— REQUIRED TASK —
Identify each line below containing the string "тока" and copy it.
╭─ DATA SHOWN
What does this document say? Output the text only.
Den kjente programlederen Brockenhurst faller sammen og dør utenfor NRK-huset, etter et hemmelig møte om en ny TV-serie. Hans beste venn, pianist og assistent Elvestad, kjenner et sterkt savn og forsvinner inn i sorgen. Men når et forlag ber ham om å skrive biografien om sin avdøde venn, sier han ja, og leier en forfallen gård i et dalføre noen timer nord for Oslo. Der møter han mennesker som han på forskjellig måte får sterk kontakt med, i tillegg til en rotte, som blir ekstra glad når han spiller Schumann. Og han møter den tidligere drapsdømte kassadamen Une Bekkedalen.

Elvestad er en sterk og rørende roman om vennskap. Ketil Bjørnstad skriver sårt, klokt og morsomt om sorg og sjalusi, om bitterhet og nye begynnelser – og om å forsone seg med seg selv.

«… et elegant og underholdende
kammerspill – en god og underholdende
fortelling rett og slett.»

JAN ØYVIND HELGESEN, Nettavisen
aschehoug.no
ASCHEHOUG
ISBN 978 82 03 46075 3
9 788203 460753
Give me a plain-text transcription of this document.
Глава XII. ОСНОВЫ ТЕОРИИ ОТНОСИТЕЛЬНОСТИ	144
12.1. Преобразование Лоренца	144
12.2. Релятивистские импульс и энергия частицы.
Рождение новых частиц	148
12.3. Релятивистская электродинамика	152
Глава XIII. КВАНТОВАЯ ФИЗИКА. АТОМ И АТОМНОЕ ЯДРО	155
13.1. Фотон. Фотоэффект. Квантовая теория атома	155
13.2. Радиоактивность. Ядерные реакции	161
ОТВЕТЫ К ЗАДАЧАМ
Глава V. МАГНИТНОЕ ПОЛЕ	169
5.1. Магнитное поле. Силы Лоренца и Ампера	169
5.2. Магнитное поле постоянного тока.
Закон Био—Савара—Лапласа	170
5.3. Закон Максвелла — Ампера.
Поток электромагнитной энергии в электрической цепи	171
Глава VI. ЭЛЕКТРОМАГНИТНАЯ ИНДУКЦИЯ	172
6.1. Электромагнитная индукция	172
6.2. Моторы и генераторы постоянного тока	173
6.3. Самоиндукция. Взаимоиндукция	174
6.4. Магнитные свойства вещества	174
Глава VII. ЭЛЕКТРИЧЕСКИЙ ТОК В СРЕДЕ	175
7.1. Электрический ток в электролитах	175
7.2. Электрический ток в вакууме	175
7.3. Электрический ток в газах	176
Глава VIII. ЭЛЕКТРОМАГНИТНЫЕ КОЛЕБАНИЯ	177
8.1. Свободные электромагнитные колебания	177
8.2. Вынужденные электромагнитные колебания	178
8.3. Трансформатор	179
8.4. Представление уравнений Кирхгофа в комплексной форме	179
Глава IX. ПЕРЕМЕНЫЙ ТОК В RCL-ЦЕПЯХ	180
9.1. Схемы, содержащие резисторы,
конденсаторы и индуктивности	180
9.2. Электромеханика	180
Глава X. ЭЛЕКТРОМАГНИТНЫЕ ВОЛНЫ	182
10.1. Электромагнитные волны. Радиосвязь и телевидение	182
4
╰─
— EXERCISE SOLUTION —
5.2. Магнитное поле постоянного тока.
6.2. Моторы и генераторы постоянного тока	173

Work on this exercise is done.